BEGIN Exercise data
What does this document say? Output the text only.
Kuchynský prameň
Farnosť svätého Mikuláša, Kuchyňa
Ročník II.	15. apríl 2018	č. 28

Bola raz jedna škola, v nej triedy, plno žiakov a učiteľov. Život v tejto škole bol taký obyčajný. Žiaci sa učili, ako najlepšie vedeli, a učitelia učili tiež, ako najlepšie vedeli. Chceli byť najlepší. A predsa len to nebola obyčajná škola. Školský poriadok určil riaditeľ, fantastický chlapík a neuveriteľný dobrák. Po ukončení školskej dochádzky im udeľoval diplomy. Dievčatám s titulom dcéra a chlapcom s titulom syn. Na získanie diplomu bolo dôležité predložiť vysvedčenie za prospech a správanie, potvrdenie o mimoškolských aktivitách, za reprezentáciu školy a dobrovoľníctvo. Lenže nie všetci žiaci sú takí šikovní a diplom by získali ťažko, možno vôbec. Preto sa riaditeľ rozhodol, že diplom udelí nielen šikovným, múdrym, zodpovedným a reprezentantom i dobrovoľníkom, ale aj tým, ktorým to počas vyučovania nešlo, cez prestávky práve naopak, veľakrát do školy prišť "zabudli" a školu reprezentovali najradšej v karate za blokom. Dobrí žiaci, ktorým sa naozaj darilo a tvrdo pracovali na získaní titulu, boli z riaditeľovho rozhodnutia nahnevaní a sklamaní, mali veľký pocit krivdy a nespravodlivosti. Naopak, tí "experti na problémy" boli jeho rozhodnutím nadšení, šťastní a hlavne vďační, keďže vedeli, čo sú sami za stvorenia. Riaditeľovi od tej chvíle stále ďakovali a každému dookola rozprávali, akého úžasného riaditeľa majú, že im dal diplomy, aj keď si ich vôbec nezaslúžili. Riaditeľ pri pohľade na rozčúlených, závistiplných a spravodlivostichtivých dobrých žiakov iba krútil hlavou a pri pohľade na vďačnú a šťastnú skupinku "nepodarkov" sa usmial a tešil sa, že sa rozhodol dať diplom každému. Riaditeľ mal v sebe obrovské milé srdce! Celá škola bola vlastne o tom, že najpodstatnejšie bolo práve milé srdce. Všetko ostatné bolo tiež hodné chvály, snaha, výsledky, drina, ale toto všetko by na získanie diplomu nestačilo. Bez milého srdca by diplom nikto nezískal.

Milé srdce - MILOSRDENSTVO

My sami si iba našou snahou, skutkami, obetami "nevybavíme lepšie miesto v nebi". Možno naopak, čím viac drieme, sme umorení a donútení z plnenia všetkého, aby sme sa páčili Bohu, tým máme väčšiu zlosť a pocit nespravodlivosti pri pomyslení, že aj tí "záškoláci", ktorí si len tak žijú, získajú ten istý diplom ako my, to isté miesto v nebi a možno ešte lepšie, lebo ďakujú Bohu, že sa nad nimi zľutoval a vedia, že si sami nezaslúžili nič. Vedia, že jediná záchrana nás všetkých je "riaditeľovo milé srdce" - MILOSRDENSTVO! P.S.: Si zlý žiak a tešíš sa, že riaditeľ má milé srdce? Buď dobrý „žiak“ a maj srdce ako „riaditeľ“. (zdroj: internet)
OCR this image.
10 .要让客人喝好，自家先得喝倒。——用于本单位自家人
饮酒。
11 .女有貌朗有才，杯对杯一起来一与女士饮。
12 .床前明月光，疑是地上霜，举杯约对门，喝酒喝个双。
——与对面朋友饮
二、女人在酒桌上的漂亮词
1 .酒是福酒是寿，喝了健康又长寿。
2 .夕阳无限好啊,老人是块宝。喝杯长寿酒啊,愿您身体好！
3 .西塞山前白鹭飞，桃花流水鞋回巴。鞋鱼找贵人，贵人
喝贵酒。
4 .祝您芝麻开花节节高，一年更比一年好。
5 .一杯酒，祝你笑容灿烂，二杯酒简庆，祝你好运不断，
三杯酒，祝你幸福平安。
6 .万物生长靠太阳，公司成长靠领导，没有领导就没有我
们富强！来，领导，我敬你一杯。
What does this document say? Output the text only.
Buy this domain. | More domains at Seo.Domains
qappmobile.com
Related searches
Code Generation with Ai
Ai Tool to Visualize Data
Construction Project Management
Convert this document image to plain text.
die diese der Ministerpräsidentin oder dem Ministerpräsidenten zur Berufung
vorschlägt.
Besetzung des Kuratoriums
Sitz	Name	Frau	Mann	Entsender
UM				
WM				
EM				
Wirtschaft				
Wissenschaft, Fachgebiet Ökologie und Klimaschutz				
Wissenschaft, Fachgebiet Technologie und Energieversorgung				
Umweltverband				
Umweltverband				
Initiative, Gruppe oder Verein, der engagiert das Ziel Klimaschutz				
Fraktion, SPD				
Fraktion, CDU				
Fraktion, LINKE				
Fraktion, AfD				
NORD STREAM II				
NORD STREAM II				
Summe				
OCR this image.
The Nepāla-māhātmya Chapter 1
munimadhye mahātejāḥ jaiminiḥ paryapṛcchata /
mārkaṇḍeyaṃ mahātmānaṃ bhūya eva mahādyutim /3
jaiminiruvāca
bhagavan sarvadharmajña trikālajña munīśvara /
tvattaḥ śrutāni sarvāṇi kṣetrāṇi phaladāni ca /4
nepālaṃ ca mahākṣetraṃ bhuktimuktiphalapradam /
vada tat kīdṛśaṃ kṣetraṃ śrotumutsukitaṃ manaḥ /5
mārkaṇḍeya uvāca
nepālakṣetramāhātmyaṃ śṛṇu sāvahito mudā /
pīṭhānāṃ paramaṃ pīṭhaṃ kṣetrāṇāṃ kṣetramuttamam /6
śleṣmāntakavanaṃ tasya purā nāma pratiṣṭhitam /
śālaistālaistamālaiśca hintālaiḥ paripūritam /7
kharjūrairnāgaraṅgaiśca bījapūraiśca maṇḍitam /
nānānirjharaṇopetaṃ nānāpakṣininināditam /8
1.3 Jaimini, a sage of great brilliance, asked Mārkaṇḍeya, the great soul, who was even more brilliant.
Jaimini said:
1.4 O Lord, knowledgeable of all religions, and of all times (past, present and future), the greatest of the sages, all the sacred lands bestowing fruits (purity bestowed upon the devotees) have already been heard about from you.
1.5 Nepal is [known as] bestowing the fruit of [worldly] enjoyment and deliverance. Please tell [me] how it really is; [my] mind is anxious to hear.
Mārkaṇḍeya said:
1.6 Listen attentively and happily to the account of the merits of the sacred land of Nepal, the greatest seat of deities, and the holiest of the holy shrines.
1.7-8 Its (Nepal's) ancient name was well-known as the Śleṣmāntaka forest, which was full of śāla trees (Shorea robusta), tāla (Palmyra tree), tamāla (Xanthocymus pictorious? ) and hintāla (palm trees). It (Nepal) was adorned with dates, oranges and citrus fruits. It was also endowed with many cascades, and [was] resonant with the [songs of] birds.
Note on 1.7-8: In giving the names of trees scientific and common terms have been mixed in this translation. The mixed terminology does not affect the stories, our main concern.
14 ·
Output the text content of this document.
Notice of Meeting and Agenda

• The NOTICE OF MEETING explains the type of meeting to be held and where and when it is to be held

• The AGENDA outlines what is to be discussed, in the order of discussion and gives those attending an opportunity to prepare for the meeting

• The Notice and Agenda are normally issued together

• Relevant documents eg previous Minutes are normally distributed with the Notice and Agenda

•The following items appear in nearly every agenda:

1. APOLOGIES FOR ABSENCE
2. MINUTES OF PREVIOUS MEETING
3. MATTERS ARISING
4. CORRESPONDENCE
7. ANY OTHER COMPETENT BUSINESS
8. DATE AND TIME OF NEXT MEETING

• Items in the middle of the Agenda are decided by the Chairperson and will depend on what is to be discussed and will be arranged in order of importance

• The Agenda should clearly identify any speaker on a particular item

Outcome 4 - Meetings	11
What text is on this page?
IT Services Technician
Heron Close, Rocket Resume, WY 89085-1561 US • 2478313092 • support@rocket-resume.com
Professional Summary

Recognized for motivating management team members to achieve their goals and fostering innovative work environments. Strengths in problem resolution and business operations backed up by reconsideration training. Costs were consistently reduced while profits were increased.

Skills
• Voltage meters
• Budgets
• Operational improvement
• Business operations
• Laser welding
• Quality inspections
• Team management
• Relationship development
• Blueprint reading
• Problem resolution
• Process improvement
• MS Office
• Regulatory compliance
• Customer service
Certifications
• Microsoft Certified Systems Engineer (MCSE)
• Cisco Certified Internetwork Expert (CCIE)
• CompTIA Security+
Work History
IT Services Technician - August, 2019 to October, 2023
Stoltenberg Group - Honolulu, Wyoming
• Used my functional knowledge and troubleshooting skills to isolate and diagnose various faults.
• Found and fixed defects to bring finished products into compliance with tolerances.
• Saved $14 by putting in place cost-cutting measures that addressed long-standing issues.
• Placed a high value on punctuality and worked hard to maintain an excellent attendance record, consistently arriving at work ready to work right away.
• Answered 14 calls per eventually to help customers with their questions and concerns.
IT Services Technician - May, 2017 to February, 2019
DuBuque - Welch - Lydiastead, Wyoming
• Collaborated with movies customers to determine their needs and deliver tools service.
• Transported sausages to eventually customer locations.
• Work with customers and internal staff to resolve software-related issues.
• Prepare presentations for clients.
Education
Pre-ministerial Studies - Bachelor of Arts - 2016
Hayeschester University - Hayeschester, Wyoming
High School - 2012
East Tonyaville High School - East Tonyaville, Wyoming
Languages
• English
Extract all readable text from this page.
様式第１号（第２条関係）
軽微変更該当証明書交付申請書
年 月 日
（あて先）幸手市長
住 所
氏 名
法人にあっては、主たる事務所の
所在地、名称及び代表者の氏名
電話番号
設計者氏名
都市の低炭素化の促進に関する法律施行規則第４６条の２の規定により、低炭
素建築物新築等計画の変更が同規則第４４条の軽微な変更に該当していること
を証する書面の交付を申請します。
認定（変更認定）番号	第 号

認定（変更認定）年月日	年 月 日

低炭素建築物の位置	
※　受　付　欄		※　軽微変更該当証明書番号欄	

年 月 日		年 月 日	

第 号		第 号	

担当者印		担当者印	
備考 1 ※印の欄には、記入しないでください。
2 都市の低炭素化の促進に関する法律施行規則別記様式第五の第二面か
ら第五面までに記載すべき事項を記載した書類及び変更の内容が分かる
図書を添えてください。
END Exercise data
## Description of the task
Pull every line containing "bestowing" from the material above.

## Result of this task
1.4 O Lord, knowledgeable of all religions, and of all times (past, present and future), the greatest of the sages, all the sacred lands bestowing fruits (purity bestowed upon the devotees) have already been heard about from you.
1.5 Nepal is [known as] bestowing the fruit of [worldly] enjoyment and deliverance. Please tell [me] how it really is; [my] mind is anxious to hear.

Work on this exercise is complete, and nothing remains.